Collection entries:
++++++++++

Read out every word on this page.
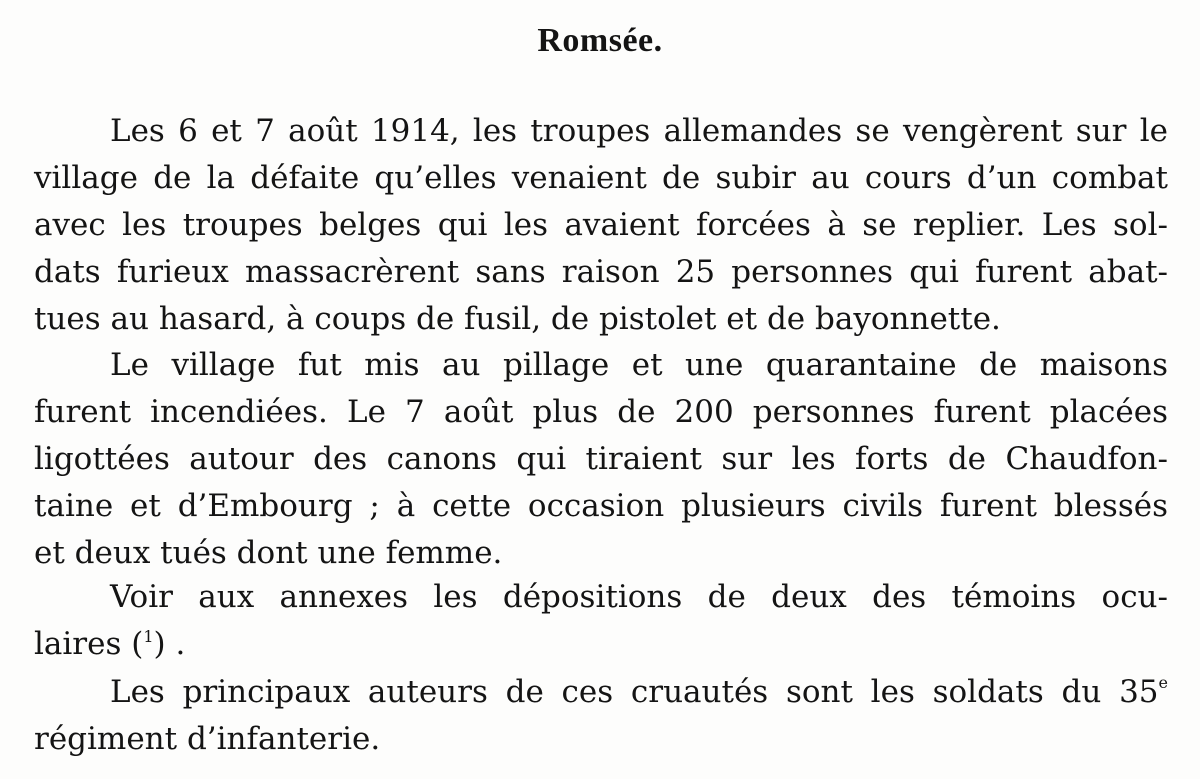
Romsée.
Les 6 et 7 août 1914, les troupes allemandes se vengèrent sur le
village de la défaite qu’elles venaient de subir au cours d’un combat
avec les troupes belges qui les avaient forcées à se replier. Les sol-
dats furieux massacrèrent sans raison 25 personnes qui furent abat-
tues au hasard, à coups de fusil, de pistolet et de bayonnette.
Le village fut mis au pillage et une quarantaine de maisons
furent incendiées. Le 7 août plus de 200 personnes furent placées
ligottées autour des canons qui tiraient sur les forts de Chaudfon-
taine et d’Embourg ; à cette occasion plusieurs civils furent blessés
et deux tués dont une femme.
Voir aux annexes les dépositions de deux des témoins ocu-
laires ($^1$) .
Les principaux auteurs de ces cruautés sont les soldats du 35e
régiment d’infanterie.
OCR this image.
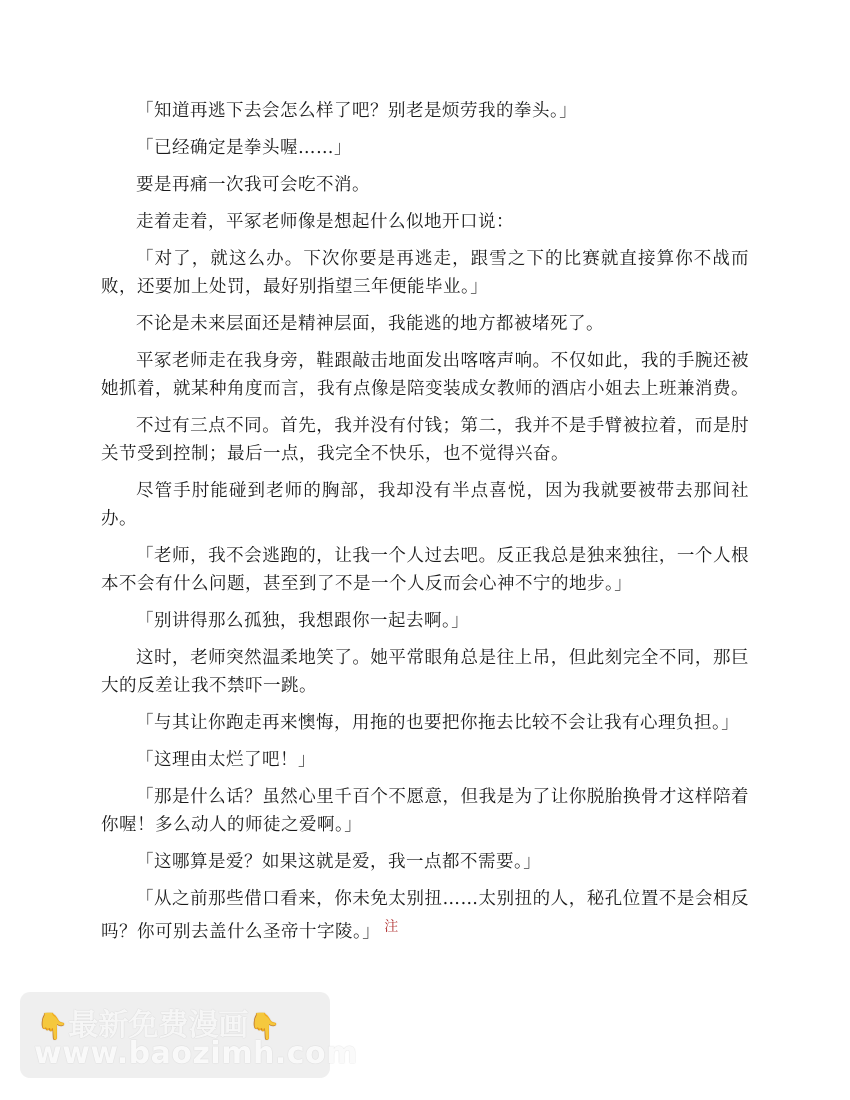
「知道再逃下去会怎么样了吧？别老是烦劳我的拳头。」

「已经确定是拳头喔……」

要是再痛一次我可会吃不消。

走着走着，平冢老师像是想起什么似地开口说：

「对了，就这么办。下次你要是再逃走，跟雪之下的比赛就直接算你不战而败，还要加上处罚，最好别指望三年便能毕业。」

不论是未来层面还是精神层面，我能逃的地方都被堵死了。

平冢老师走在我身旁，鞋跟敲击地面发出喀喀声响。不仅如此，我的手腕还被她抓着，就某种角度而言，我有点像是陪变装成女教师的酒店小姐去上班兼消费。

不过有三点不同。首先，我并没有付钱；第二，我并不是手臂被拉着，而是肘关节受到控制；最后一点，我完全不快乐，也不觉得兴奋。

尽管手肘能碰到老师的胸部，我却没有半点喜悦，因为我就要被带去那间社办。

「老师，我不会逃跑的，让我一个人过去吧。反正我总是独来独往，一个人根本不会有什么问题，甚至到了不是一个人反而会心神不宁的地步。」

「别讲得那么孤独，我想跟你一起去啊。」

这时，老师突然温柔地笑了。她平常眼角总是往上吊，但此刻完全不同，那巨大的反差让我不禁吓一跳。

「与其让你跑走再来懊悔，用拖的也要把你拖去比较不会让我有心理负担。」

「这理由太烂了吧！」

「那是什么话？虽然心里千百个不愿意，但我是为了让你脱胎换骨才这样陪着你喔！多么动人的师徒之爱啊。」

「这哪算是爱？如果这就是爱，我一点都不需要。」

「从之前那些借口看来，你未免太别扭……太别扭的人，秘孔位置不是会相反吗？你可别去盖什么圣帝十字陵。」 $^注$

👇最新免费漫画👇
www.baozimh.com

++++++++++

▶ _TASK_
Find the lines with the string "personnes" and reproduce them.

▶ _ANSWER TO THE TASK_
dats furieux massacrèrent sans raison 25 personnes qui furent abat-
furent incendiées. Le 7 août plus de 200 personnes furent placées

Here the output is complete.